[start DATASET RECORDS]
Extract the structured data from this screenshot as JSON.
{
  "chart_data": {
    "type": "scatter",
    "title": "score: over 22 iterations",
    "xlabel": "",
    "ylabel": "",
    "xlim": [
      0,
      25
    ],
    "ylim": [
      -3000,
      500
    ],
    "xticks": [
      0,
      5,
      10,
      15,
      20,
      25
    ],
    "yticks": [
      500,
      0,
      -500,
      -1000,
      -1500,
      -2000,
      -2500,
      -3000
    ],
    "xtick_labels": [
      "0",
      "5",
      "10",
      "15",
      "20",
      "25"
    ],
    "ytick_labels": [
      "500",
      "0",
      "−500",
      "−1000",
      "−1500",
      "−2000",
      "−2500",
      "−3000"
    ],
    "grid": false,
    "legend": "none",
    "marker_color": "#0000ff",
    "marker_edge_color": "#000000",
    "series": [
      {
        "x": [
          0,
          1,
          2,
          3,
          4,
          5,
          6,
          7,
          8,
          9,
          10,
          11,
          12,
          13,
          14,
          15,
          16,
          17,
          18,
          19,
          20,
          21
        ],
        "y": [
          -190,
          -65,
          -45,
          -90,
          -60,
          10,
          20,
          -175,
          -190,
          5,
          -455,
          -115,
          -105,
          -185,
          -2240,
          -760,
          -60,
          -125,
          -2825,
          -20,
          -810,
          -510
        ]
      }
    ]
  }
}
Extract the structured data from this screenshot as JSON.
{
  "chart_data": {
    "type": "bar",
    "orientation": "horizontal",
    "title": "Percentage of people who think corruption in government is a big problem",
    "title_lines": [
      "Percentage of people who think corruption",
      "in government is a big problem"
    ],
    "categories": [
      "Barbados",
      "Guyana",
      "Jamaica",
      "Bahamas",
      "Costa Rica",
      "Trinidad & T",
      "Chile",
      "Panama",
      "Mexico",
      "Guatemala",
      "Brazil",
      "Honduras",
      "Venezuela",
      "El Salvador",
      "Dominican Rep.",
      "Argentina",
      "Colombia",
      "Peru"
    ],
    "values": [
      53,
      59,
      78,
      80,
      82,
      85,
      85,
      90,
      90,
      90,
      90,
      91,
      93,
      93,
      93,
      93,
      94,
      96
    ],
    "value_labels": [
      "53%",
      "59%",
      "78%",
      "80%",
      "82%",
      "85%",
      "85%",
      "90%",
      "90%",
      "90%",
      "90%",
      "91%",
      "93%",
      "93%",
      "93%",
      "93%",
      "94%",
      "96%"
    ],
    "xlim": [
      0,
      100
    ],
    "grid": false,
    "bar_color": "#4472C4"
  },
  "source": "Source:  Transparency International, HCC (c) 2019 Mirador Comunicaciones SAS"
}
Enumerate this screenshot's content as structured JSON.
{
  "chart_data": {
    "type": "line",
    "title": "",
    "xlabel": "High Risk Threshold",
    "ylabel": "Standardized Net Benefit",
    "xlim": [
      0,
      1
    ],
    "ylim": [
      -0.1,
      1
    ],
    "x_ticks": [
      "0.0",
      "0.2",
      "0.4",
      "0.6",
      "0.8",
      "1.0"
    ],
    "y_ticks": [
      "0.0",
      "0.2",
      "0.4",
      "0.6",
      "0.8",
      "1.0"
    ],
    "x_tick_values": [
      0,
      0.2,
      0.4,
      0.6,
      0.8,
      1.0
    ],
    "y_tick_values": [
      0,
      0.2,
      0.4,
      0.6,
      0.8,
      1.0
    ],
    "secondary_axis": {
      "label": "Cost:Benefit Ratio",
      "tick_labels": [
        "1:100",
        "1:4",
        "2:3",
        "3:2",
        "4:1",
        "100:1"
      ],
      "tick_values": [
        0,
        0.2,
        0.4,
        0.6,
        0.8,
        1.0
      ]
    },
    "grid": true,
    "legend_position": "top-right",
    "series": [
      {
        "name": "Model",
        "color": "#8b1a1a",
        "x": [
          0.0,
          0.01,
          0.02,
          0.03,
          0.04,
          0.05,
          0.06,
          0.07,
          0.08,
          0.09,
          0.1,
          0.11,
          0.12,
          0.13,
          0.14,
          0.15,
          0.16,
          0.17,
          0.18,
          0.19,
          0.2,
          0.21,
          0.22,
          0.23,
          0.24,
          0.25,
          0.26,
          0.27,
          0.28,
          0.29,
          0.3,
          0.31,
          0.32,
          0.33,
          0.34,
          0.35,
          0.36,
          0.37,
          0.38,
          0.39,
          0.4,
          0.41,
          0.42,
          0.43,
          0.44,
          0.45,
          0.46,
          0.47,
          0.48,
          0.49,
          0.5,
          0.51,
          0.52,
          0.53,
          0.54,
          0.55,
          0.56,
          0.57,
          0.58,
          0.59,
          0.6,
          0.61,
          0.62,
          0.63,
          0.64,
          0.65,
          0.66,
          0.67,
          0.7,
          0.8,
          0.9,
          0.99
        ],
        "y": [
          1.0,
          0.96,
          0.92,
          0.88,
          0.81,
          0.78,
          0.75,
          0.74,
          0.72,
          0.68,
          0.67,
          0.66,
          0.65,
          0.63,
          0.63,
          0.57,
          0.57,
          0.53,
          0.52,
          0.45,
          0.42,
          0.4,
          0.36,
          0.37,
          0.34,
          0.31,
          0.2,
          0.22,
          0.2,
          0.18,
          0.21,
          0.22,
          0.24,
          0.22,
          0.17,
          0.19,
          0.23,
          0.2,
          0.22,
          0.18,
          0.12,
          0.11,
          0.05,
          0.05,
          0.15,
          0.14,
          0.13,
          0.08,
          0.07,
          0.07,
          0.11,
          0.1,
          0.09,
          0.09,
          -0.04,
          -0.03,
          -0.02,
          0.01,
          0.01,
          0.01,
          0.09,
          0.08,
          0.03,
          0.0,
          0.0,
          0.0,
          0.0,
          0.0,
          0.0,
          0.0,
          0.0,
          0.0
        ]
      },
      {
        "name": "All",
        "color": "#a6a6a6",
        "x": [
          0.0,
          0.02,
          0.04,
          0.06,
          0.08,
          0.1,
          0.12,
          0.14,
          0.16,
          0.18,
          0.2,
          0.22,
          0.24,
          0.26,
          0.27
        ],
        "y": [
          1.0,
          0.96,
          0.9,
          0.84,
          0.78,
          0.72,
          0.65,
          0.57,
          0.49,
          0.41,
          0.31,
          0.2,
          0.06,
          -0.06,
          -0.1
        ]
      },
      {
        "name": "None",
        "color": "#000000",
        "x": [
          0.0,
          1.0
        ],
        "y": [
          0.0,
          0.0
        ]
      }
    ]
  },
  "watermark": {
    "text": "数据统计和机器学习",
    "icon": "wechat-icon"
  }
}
[end DATASET RECORDS]
* [EXERCISE AIM]:
Type out the material again exactly as presented.

* [RESULT FOR THIS TASK]:
Extract the structured data from this screenshot as JSON.
{
  "chart_data": {
    "type": "scatter",
    "title": "score: over 22 iterations",
    "xlabel": "",
    "ylabel": "",
    "xlim": [
      0,
      25
    ],
    "ylim": [
      -3000,
      500
    ],
    "xticks": [
      0,
      5,
      10,
      15,
      20,
      25
    ],
    "yticks": [
      500,
      0,
      -500,
      -1000,
      -1500,
      -2000,
      -2500,
      -3000
    ],
    "xtick_labels": [
      "0",
      "5",
      "10",
      "15",
      "20",
      "25"
    ],
    "ytick_labels": [
      "500",
      "0",
      "−500",
      "−1000",
      "−1500",
      "−2000",
      "−2500",
      "−3000"
    ],
    "grid": false,
    "legend": "none",
    "marker_color": "#0000ff",
    "marker_edge_color": "#000000",
    "series": [
      {
        "x": [
          0,
          1,
          2,
          3,
          4,
          5,
          6,
          7,
          8,
          9,
          10,
          11,
          12,
          13,
          14,
          15,
          16,
          17,
          18,
          19,
          20,
          21
        ],
        "y": [
          -190,
          -65,
          -45,
          -90,
          -60,
          10,
          20,
          -175,
          -190,
          5,
          -455,
          -115,
          -105,
          -185,
          -2240,
          -760,
          -60,
          -125,
          -2825,
          -20,
          -810,
          -510
        ]
      }
    ]
  }
}
Extract the structured data from this screenshot as JSON.
{
  "chart_data": {
    "type": "bar",
    "orientation": "horizontal",
    "title": "Percentage of people who think corruption in government is a big problem",
    "title_lines": [
      "Percentage of people who think corruption",
      "in government is a big problem"
    ],
    "categories": [
      "Barbados",
      "Guyana",
      "Jamaica",
      "Bahamas",
      "Costa Rica",
      "Trinidad & T",
      "Chile",
      "Panama",
      "Mexico",
      "Guatemala",
      "Brazil",
      "Honduras",
      "Venezuela",
      "El Salvador",
      "Dominican Rep.",
      "Argentina",
      "Colombia",
      "Peru"
    ],
    "values": [
      53,
      59,
      78,
      80,
      82,
      85,
      85,
      90,
      90,
      90,
      90,
      91,
      93,
      93,
      93,
      93,
      94,
      96
    ],
    "value_labels": [
      "53%",
      "59%",
      "78%",
      "80%",
      "82%",
      "85%",
      "85%",
      "90%",
      "90%",
      "90%",
      "90%",
      "91%",
      "93%",
      "93%",
      "93%",
      "93%",
      "94%",
      "96%"
    ],
    "xlim": [
      0,
      100
    ],
    "grid": false,
    "bar_color": "#4472C4"
  },
  "source": "Source:  Transparency International, HCC (c) 2019 Mirador Comunicaciones SAS"
}
Enumerate this screenshot's content as structured JSON.
{
  "chart_data": {
    "type": "line",
    "title": "",
    "xlabel": "High Risk Threshold",
    "ylabel": "Standardized Net Benefit",
    "xlim": [
      0,
      1
    ],
    "ylim": [
      -0.1,
      1
    ],
    "x_ticks": [
      "0.0",
      "0.2",
      "0.4",
      "0.6",
      "0.8",
      "1.0"
    ],
    "y_ticks": [
      "0.0",
      "0.2",
      "0.4",
      "0.6",
      "0.8",
      "1.0"
    ],
    "x_tick_values": [
      0,
      0.2,
      0.4,
      0.6,
      0.8,
      1.0
    ],
    "y_tick_values": [
      0,
      0.2,
      0.4,
      0.6,
      0.8,
      1.0
    ],
    "secondary_axis": {
      "label": "Cost:Benefit Ratio",
      "tick_labels": [
        "1:100",
        "1:4",
        "2:3",
        "3:2",
        "4:1",
        "100:1"
      ],
      "tick_values": [
        0,
        0.2,
        0.4,
        0.6,
        0.8,
        1.0
      ]
    },
    "grid": true,
    "legend_position": "top-right",
    "series": [
      {
        "name": "Model",
        "color": "#8b1a1a",
        "x": [
          0.0,
          0.01,
          0.02,
          0.03,
          0.04,
          0.05,
          0.06,
          0.07,
          0.08,
          0.09,
          0.1,
          0.11,
          0.12,
          0.13,
          0.14,
          0.15,
          0.16,
          0.17,
          0.18,
          0.19,
          0.2,
          0.21,
          0.22,
          0.23,
          0.24,
          0.25,
          0.26,
          0.27,
          0.28,
          0.29,
          0.3,
          0.31,
          0.32,
          0.33,
          0.34,
          0.35,
          0.36,
          0.37,
          0.38,
          0.39,
          0.4,
          0.41,
          0.42,
          0.43,
          0.44,
          0.45,
          0.46,
          0.47,
          0.48,
          0.49,
          0.5,
          0.51,
          0.52,
          0.53,
          0.54,
          0.55,
          0.56,
          0.57,
          0.58,
          0.59,
          0.6,
          0.61,
          0.62,
          0.63,
          0.64,
          0.65,
          0.66,
          0.67,
          0.7,
          0.8,
          0.9,
          0.99
        ],
        "y": [
          1.0,
          0.96,
          0.92,
          0.88,
          0.81,
          0.78,
          0.75,
          0.74,
          0.72,
          0.68,
          0.67,
          0.66,
          0.65,
          0.63,
          0.63,
          0.57,
          0.57,
          0.53,
          0.52,
          0.45,
          0.42,
          0.4,
          0.36,
          0.37,
          0.34,
          0.31,
          0.2,
          0.22,
          0.2,
          0.18,
          0.21,
          0.22,
          0.24,
          0.22,
          0.17,
          0.19,
          0.23,
          0.2,
          0.22,
          0.18,
          0.12,
          0.11,
          0.05,
          0.05,
          0.15,
          0.14,
          0.13,
          0.08,
          0.07,
          0.07,
          0.11,
          0.1,
          0.09,
          0.09,
          -0.04,
          -0.03,
          -0.02,
          0.01,
          0.01,
          0.01,
          0.09,
          0.08,
          0.03,
          0.0,
          0.0,
          0.0,
          0.0,
          0.0,
          0.0,
          0.0,
          0.0,
          0.0
        ]
      },
      {
        "name": "All",
        "color": "#a6a6a6",
        "x": [
          0.0,
          0.02,
          0.04,
          0.06,
          0.08,
          0.1,
          0.12,
          0.14,
          0.16,
          0.18,
          0.2,
          0.22,
          0.24,
          0.26,
          0.27
        ],
        "y": [
          1.0,
          0.96,
          0.9,
          0.84,
          0.78,
          0.72,
          0.65,
          0.57,
          0.49,
          0.41,
          0.31,
          0.2,
          0.06,
          -0.06,
          -0.1
        ]
      },
      {
        "name": "None",
        "color": "#000000",
        "x": [
          0.0,
          1.0
        ],
        "y": [
          0.0,
          0.0
        ]
      }
    ]
  },
  "watermark": {
    "text": "数据统计和机器学习",
    "icon": "wechat-icon"
  }
}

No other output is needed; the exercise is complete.